### [Instructions to follow]
How many lines in the records below hold the string "value"? Answer with the number alone.

════════

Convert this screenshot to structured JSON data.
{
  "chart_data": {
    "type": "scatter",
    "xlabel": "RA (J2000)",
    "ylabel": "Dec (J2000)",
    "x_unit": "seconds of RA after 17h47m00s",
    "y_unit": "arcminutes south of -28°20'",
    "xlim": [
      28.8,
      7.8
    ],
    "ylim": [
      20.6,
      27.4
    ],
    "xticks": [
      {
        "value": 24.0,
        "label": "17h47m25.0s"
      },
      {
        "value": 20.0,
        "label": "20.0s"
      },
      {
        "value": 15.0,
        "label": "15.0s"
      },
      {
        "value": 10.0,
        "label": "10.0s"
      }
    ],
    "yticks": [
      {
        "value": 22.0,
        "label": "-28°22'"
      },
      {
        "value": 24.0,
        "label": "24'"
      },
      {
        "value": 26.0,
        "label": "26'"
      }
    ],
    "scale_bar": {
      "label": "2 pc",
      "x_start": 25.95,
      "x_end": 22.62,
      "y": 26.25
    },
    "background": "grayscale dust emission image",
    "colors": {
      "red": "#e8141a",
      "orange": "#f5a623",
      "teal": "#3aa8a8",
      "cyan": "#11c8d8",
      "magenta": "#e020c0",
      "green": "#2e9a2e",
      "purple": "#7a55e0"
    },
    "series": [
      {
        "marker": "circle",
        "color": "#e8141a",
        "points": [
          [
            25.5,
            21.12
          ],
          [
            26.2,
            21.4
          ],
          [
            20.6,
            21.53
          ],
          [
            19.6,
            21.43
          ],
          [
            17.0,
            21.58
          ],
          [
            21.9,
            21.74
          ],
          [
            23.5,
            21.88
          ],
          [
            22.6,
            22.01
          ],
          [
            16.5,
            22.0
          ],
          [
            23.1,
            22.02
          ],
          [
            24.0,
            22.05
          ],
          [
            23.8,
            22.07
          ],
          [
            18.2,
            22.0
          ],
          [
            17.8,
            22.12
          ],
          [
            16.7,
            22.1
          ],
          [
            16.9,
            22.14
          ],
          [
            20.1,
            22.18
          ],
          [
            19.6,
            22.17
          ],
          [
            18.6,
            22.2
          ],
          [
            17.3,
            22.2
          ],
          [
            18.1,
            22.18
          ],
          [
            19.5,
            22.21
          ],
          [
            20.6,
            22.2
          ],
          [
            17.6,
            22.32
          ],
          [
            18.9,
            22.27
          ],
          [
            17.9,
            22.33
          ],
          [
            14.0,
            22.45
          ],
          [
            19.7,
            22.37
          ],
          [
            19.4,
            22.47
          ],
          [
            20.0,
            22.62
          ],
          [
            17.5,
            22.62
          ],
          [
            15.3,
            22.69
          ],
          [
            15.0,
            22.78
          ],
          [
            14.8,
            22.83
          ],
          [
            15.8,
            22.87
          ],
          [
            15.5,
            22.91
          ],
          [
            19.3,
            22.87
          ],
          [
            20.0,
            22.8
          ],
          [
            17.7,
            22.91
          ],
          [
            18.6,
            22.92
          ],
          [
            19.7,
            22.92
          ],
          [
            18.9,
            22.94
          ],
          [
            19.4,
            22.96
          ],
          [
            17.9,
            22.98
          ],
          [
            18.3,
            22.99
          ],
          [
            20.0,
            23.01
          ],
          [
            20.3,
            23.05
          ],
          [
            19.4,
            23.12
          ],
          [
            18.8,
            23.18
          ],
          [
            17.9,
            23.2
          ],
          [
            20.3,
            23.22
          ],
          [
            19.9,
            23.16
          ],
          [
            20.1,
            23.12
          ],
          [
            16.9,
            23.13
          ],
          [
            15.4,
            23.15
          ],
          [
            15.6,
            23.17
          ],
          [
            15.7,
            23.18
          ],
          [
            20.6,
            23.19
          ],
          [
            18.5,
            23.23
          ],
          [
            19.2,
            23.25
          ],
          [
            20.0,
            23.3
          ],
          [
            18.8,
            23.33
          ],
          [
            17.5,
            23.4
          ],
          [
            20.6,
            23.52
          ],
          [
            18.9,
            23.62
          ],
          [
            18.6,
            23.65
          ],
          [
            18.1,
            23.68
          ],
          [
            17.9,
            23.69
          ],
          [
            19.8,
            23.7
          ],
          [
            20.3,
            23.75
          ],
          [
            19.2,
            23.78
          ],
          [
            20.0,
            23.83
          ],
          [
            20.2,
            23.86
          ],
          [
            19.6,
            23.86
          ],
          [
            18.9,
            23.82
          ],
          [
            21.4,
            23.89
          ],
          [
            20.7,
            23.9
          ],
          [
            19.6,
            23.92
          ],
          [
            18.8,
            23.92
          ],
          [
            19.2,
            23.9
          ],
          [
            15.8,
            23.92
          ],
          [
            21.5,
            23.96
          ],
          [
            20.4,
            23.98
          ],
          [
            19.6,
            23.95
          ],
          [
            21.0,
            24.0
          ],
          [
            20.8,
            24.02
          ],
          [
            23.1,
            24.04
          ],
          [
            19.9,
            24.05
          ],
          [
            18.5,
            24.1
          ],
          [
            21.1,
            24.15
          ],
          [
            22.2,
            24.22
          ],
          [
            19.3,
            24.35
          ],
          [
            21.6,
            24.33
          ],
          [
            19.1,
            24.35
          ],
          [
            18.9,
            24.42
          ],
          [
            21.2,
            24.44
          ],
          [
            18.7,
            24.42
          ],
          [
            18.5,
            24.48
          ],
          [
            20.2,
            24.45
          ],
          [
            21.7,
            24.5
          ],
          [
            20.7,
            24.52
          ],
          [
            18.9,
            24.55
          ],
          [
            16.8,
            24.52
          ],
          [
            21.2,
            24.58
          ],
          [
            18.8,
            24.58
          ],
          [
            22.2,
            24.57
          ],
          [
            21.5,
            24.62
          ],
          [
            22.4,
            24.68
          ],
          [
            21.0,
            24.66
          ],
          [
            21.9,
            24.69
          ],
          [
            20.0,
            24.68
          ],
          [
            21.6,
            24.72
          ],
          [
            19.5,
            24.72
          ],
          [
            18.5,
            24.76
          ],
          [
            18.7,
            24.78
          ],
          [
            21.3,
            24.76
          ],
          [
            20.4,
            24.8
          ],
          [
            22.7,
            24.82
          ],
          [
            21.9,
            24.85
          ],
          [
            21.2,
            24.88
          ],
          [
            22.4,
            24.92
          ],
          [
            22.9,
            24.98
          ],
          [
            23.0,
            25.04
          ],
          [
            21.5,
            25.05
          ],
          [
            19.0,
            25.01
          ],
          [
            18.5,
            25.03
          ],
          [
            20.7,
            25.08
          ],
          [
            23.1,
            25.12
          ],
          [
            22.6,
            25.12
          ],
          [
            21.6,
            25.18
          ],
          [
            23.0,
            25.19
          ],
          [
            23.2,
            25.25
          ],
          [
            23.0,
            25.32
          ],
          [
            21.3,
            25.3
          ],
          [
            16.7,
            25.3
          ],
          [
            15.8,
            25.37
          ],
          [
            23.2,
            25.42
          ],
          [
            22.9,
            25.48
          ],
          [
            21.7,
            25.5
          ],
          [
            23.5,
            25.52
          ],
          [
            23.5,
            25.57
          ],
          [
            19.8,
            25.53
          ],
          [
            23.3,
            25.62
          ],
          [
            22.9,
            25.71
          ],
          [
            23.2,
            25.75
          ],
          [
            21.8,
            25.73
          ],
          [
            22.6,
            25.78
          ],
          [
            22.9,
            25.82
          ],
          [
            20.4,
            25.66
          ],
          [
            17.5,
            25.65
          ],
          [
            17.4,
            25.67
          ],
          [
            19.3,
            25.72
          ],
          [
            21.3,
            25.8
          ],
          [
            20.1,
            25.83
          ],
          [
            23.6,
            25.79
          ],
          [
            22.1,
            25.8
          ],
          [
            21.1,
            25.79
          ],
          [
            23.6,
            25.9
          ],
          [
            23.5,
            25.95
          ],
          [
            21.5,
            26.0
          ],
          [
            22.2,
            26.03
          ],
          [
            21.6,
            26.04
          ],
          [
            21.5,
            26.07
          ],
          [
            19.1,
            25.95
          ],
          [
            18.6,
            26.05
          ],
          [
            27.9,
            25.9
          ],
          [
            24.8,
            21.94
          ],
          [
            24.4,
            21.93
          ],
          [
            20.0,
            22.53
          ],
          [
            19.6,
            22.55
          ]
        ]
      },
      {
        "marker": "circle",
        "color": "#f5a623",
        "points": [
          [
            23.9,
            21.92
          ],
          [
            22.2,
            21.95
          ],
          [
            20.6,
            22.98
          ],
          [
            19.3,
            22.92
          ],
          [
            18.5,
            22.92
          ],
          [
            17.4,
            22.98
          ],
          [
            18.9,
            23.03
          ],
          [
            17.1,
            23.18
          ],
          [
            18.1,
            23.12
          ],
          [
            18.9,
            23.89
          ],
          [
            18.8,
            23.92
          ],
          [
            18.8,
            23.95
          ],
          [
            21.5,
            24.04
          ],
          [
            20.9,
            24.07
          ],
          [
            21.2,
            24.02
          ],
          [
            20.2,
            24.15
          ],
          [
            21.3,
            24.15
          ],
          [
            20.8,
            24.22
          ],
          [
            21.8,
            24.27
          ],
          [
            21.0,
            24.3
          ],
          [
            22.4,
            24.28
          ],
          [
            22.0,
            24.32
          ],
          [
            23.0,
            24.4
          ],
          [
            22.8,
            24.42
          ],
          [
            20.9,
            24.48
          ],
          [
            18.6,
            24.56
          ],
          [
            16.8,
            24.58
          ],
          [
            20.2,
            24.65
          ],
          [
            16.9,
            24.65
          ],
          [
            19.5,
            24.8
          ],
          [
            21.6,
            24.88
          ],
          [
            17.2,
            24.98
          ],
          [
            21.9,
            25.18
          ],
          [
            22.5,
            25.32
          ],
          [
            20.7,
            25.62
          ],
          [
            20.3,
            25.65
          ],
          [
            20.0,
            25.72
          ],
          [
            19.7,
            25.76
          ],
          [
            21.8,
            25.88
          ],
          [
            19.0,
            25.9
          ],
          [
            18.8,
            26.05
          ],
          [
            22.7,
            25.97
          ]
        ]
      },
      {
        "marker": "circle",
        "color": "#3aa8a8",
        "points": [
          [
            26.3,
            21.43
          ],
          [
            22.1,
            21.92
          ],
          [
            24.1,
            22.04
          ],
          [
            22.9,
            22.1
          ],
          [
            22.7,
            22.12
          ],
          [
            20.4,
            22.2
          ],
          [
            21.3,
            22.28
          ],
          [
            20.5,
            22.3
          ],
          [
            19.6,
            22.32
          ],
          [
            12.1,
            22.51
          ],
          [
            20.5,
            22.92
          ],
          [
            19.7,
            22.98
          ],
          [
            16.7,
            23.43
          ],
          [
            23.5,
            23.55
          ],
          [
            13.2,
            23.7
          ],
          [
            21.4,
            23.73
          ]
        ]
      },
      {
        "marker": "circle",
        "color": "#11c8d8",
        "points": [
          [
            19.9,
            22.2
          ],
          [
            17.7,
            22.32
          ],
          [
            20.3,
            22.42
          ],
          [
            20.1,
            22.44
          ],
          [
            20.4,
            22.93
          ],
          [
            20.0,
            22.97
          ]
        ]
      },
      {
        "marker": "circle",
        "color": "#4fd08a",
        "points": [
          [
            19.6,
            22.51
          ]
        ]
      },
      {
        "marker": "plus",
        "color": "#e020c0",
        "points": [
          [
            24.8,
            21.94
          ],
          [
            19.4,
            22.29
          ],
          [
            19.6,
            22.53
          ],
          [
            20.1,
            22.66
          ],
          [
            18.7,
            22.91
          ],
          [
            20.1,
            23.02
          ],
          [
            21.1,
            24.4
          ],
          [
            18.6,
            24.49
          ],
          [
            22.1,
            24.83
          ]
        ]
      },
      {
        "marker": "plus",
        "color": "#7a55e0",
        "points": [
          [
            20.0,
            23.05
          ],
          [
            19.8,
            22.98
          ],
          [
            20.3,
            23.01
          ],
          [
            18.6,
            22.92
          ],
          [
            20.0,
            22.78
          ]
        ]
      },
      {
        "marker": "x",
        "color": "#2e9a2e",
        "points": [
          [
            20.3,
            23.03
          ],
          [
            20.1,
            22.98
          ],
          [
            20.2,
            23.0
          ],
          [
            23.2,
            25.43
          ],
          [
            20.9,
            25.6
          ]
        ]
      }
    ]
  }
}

════════

### [Solution to this task]
7